▶ **What to produce**
Report how many lines in the records hold the string "удалось"; give the number and nothing else.

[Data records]
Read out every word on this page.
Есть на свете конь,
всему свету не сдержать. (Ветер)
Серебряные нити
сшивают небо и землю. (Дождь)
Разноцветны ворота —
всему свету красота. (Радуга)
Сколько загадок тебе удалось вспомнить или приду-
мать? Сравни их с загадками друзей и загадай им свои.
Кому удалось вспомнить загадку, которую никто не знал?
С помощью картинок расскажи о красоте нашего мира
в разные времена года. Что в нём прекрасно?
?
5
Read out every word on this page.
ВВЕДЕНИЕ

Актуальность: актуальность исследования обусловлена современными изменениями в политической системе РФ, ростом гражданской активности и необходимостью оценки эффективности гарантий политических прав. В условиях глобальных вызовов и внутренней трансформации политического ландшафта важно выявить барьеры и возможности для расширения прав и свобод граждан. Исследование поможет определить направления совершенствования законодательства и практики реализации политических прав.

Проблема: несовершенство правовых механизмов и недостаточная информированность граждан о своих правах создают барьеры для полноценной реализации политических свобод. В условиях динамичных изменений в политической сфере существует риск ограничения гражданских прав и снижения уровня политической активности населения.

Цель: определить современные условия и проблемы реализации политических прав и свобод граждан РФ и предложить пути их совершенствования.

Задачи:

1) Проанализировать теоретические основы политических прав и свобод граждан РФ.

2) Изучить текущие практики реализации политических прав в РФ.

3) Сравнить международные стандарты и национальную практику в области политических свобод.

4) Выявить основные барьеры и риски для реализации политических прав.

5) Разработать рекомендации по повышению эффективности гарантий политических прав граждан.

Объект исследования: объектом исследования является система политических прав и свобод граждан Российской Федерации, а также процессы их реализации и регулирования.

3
---
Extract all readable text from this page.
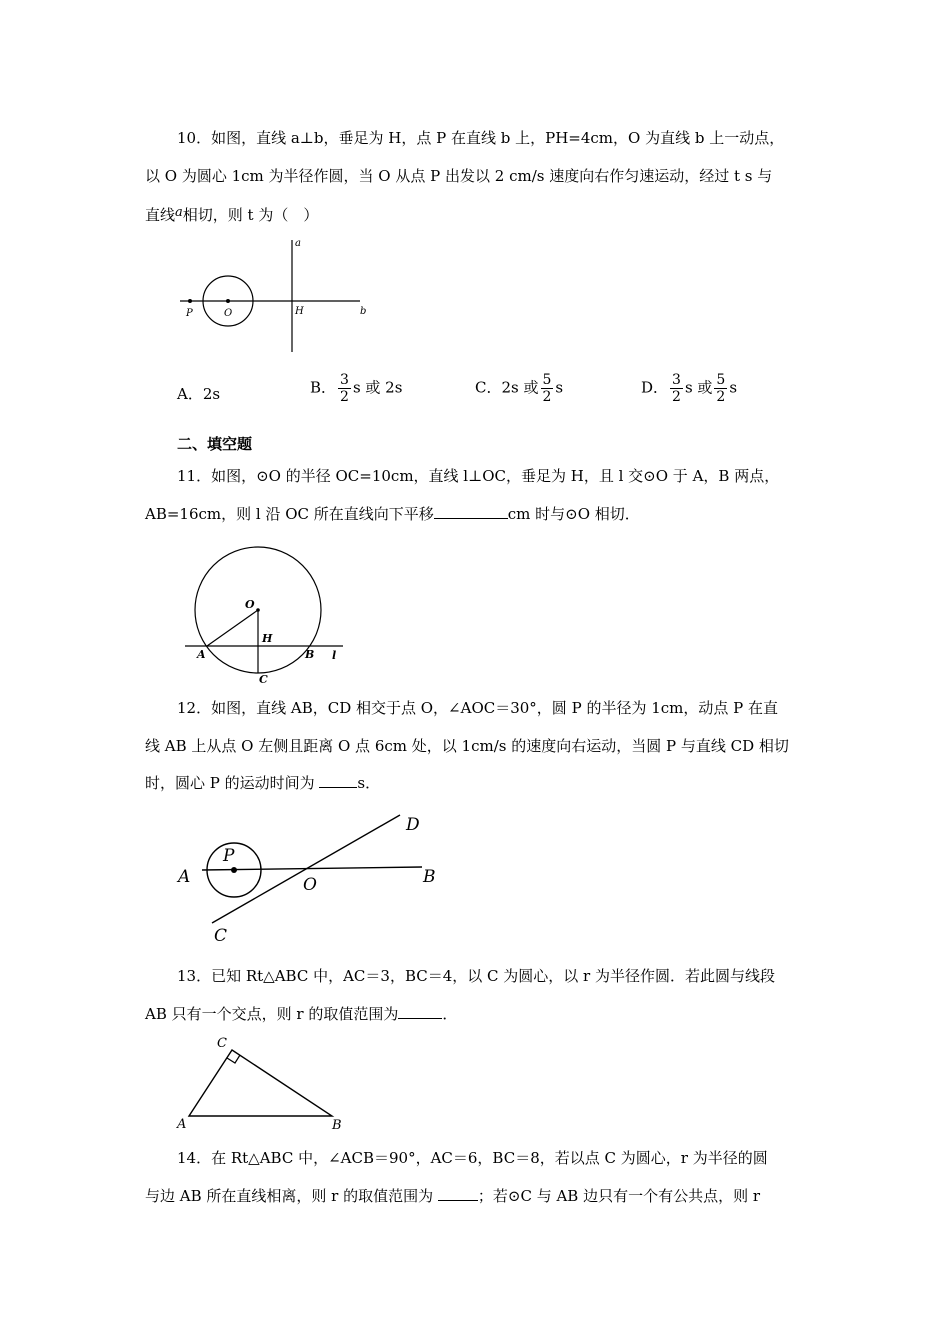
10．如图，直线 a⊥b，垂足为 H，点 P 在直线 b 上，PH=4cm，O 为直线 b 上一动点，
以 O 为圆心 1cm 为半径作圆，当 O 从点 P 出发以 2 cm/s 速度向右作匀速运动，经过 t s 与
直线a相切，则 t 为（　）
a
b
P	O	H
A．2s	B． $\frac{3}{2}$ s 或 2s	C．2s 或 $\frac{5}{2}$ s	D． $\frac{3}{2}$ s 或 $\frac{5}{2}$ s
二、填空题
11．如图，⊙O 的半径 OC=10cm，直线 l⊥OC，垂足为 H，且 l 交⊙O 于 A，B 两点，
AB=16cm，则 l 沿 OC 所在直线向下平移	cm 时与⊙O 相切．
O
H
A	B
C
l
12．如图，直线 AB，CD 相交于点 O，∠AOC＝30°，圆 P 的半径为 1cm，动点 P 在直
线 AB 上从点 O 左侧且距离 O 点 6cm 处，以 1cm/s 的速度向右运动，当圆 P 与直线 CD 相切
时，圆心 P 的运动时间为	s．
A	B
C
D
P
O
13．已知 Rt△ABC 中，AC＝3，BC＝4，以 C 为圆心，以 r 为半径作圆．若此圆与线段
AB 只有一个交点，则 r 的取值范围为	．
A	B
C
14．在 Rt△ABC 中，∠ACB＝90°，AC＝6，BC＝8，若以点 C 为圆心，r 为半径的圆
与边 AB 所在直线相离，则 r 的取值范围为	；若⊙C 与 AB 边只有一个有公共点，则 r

▶ **Exercise response**
2